> [INSTRUCTION] Gather, from the listing beneath this task, every line holding the string "besvarelser".

(Data records)

(begin)

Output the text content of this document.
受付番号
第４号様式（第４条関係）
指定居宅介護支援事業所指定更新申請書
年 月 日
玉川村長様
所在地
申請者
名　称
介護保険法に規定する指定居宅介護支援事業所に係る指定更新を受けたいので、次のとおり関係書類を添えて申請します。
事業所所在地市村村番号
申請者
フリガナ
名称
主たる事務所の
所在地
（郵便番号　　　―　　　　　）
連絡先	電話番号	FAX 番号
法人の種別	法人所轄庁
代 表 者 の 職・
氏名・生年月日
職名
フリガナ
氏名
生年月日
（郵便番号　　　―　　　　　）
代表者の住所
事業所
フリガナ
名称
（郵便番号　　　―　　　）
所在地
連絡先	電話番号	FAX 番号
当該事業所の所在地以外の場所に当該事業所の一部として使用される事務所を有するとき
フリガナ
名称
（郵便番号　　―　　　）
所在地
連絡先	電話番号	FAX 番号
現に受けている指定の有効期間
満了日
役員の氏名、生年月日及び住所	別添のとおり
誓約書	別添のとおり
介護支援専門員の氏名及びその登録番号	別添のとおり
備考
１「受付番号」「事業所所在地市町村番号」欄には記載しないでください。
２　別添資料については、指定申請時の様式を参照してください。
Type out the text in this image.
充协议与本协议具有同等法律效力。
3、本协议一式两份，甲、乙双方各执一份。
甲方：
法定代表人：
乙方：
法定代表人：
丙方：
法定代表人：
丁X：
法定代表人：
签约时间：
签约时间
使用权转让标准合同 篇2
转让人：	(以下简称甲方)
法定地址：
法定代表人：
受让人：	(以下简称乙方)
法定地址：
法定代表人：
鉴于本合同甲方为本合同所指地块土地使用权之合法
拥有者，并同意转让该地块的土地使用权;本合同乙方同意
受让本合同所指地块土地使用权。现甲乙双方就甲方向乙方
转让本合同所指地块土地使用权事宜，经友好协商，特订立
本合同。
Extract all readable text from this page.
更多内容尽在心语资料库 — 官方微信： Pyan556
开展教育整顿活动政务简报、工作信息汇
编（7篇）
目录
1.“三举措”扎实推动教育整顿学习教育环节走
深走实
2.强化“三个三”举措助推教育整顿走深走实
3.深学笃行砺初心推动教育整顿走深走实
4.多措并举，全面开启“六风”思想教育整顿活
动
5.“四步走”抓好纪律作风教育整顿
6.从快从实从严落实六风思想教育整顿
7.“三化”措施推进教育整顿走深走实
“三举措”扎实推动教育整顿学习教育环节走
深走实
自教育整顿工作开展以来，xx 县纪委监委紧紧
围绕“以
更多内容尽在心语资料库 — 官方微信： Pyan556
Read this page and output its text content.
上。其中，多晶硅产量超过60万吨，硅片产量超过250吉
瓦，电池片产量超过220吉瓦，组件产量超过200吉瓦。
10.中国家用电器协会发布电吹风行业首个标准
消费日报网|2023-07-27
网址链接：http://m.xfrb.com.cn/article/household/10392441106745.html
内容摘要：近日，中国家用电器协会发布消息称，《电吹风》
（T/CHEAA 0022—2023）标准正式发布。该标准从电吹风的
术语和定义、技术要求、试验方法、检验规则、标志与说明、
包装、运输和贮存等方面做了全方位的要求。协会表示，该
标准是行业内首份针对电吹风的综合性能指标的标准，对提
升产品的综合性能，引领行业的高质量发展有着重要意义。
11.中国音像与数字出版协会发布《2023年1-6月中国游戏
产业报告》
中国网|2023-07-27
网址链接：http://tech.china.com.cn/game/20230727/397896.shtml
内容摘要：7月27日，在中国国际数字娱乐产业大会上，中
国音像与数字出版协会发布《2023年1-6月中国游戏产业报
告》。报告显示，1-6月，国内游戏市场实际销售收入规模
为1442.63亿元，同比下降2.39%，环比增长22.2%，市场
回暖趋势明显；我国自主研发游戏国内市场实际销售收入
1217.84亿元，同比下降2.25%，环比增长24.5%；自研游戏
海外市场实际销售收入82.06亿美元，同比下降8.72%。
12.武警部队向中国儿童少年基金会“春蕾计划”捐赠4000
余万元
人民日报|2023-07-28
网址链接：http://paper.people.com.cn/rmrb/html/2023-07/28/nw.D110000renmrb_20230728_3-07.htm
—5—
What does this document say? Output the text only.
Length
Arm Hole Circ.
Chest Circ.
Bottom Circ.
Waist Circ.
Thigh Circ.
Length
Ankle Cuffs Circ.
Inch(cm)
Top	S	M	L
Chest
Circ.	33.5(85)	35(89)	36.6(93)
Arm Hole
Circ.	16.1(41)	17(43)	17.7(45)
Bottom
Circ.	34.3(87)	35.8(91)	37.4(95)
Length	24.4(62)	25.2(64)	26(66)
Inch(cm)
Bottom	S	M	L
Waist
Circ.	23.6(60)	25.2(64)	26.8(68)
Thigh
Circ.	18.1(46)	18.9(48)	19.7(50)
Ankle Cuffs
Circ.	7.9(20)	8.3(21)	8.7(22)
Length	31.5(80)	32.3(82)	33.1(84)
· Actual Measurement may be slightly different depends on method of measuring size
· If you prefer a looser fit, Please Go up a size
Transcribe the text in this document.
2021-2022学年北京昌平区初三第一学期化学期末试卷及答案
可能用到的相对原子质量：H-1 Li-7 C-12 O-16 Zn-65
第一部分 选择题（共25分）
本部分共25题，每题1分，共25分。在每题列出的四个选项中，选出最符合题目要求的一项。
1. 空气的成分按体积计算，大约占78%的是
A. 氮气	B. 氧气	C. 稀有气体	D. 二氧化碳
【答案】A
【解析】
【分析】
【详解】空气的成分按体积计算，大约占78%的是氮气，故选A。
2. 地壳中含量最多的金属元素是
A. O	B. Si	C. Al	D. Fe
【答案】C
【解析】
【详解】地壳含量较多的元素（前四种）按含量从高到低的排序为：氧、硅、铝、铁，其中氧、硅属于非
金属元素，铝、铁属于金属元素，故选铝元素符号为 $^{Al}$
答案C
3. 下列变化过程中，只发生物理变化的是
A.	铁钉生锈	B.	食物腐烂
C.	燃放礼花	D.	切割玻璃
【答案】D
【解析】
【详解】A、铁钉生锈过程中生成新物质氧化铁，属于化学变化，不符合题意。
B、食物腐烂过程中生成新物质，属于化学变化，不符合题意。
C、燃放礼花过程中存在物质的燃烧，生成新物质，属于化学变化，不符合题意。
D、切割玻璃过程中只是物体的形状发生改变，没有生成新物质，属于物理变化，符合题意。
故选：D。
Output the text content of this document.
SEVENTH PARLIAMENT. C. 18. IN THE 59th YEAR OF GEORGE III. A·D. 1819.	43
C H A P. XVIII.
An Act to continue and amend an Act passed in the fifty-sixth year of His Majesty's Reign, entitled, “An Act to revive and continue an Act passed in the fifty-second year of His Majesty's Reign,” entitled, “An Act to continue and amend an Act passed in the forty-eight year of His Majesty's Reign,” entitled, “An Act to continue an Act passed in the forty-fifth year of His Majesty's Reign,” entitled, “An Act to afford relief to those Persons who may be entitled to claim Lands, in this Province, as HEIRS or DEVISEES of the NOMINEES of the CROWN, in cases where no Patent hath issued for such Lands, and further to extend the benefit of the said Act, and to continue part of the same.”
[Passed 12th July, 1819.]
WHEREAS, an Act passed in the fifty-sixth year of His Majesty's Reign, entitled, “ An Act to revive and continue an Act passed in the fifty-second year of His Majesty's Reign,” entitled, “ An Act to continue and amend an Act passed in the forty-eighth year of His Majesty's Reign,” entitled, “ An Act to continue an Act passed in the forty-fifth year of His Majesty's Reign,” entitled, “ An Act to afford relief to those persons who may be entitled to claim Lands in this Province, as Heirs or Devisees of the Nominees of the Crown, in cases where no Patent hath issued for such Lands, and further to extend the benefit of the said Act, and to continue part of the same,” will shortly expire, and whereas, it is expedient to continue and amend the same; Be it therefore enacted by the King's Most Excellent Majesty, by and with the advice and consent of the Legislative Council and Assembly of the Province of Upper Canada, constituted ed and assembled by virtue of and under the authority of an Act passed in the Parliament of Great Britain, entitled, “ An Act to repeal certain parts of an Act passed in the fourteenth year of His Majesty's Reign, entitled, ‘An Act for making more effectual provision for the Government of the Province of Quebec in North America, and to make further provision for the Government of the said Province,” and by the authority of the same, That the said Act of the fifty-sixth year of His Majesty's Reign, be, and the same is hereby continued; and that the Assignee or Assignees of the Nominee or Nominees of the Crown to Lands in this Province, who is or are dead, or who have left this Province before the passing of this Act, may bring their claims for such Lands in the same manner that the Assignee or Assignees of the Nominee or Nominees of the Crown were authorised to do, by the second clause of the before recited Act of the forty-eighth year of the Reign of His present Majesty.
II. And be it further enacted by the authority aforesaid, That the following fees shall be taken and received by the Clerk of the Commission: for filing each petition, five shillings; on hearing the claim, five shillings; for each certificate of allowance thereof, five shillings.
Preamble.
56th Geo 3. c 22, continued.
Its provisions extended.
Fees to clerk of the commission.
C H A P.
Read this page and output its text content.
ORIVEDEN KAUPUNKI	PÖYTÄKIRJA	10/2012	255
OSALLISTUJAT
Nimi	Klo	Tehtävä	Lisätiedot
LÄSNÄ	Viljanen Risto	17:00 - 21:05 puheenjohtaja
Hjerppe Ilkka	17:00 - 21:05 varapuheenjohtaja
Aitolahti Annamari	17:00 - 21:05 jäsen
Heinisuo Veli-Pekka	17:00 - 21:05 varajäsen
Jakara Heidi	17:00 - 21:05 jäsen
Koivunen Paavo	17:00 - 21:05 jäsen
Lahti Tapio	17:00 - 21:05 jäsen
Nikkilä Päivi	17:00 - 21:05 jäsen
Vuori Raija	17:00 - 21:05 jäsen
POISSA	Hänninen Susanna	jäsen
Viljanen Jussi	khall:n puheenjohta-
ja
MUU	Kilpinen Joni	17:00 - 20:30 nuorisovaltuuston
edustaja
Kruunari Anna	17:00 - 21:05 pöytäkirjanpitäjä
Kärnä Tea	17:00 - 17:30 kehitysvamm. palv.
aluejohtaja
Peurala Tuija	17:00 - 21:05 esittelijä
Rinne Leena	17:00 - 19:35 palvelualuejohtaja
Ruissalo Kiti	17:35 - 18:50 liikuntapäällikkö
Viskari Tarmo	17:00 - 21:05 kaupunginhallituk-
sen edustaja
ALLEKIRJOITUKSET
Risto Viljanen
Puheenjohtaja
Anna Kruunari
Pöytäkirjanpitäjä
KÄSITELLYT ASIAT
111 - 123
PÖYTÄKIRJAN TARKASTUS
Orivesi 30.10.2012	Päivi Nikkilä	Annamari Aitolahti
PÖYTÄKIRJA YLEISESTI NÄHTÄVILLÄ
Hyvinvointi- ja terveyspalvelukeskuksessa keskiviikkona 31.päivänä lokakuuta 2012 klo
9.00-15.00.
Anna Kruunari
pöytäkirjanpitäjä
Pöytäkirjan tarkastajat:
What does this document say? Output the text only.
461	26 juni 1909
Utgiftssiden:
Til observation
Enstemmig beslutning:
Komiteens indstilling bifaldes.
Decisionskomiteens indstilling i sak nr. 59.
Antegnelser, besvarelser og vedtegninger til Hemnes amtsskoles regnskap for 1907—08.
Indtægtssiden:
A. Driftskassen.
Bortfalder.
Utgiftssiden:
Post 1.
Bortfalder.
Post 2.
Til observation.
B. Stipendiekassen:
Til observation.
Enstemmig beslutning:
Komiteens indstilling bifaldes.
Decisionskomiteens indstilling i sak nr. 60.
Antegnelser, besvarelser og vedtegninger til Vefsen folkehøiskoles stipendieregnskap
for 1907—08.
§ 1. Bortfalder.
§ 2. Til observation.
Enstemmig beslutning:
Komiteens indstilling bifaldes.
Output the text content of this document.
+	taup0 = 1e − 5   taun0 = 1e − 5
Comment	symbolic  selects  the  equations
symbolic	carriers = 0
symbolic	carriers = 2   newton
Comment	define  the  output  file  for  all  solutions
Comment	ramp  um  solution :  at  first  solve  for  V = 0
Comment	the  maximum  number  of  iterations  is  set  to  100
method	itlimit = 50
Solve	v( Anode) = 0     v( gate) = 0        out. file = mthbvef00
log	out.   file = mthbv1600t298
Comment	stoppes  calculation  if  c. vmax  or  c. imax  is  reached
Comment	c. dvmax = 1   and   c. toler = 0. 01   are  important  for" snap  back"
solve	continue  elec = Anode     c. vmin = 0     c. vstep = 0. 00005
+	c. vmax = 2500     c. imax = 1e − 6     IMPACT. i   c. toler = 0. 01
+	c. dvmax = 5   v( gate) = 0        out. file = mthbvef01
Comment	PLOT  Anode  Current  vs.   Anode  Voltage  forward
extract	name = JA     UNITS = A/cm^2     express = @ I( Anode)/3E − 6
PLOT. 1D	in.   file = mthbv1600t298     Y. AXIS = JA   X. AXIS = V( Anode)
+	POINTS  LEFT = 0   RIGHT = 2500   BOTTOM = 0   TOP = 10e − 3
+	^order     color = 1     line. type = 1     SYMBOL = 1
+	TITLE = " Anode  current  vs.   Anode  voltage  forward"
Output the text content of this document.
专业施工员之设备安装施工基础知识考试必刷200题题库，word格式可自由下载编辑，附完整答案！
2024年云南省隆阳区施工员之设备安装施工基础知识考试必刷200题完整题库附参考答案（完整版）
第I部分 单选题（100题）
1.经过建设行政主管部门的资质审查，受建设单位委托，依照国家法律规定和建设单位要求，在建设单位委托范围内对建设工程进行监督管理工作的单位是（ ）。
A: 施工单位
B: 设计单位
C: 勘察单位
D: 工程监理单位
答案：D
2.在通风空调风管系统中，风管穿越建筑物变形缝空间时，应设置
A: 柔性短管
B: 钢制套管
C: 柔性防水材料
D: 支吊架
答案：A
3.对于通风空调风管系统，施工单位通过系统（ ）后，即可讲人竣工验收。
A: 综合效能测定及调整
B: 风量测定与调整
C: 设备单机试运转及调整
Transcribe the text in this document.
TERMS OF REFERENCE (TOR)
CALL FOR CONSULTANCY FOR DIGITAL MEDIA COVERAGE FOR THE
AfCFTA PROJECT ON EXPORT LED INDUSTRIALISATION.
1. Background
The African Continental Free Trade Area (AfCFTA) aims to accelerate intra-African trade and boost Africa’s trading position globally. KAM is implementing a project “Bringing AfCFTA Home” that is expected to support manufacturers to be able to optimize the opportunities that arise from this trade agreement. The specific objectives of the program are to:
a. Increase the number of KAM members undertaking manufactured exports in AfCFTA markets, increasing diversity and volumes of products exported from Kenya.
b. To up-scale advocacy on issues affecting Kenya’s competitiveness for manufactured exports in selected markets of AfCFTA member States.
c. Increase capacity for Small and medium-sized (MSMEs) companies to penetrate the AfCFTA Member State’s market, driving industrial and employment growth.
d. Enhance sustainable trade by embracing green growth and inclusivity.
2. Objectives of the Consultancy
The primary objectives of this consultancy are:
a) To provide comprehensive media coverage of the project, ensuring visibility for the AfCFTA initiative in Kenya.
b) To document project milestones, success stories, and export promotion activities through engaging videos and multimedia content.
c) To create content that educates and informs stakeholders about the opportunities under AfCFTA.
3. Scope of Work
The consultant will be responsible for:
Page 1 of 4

(end)

> [REPLY TO THE TASK]
Antegnelser, besvarelser og vedtegninger til Hemnes amtsskoles regnskap for 1907—08.
Antegnelser, besvarelser og vedtegninger til Vefsen folkehøiskoles stipendieregnskap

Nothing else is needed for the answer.